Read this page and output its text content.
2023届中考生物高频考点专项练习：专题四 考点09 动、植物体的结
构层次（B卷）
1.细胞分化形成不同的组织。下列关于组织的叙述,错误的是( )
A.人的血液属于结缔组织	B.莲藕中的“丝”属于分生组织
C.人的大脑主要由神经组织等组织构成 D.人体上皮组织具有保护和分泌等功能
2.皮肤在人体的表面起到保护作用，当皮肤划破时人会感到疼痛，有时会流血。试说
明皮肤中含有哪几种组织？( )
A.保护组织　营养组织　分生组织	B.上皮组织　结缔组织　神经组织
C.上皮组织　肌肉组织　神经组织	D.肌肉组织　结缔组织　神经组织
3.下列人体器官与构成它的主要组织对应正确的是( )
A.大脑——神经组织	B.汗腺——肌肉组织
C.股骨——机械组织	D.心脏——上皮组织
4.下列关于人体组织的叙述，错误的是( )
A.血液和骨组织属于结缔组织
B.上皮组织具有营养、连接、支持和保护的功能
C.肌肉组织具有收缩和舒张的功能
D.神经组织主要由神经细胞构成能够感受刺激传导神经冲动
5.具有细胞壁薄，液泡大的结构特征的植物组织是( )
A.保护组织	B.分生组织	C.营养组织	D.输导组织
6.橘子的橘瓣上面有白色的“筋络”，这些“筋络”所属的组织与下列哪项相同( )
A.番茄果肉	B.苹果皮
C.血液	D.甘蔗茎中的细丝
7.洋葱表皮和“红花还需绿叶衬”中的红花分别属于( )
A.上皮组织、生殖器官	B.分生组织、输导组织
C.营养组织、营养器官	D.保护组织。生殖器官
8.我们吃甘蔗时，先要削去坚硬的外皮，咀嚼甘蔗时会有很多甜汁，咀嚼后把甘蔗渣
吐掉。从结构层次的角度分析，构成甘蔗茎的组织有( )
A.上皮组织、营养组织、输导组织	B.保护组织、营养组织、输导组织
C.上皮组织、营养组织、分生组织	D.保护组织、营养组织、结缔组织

● SHORT PROBLEM
Write out the data exactly as it stands.

● ANSWER TO THE PROBLEM
Read this page and output its text content.
2023届中考生物高频考点专项练习：专题四 考点09 动、植物体的结
构层次（B卷）
1.细胞分化形成不同的组织。下列关于组织的叙述,错误的是( )
A.人的血液属于结缔组织	B.莲藕中的“丝”属于分生组织
C.人的大脑主要由神经组织等组织构成 D.人体上皮组织具有保护和分泌等功能
2.皮肤在人体的表面起到保护作用，当皮肤划破时人会感到疼痛，有时会流血。试说
明皮肤中含有哪几种组织？( )
A.保护组织　营养组织　分生组织	B.上皮组织　结缔组织　神经组织
C.上皮组织　肌肉组织　神经组织	D.肌肉组织　结缔组织　神经组织
3.下列人体器官与构成它的主要组织对应正确的是( )
A.大脑——神经组织	B.汗腺——肌肉组织
C.股骨——机械组织	D.心脏——上皮组织
4.下列关于人体组织的叙述，错误的是( )
A.血液和骨组织属于结缔组织
B.上皮组织具有营养、连接、支持和保护的功能
C.肌肉组织具有收缩和舒张的功能
D.神经组织主要由神经细胞构成能够感受刺激传导神经冲动
5.具有细胞壁薄，液泡大的结构特征的植物组织是( )
A.保护组织	B.分生组织	C.营养组织	D.输导组织
6.橘子的橘瓣上面有白色的“筋络”，这些“筋络”所属的组织与下列哪项相同( )
A.番茄果肉	B.苹果皮
C.血液	D.甘蔗茎中的细丝
7.洋葱表皮和“红花还需绿叶衬”中的红花分别属于( )
A.上皮组织、生殖器官	B.分生组织、输导组织
C.营养组织、营养器官	D.保护组织。生殖器官
8.我们吃甘蔗时，先要削去坚硬的外皮，咀嚼甘蔗时会有很多甜汁，咀嚼后把甘蔗渣
吐掉。从结构层次的角度分析，构成甘蔗茎的组织有( )
A.上皮组织、营养组织、输导组织	B.保护组织、营养组织、输导组织
C.上皮组织、营养组织、分生组织	D.保护组织、营养组织、结缔组织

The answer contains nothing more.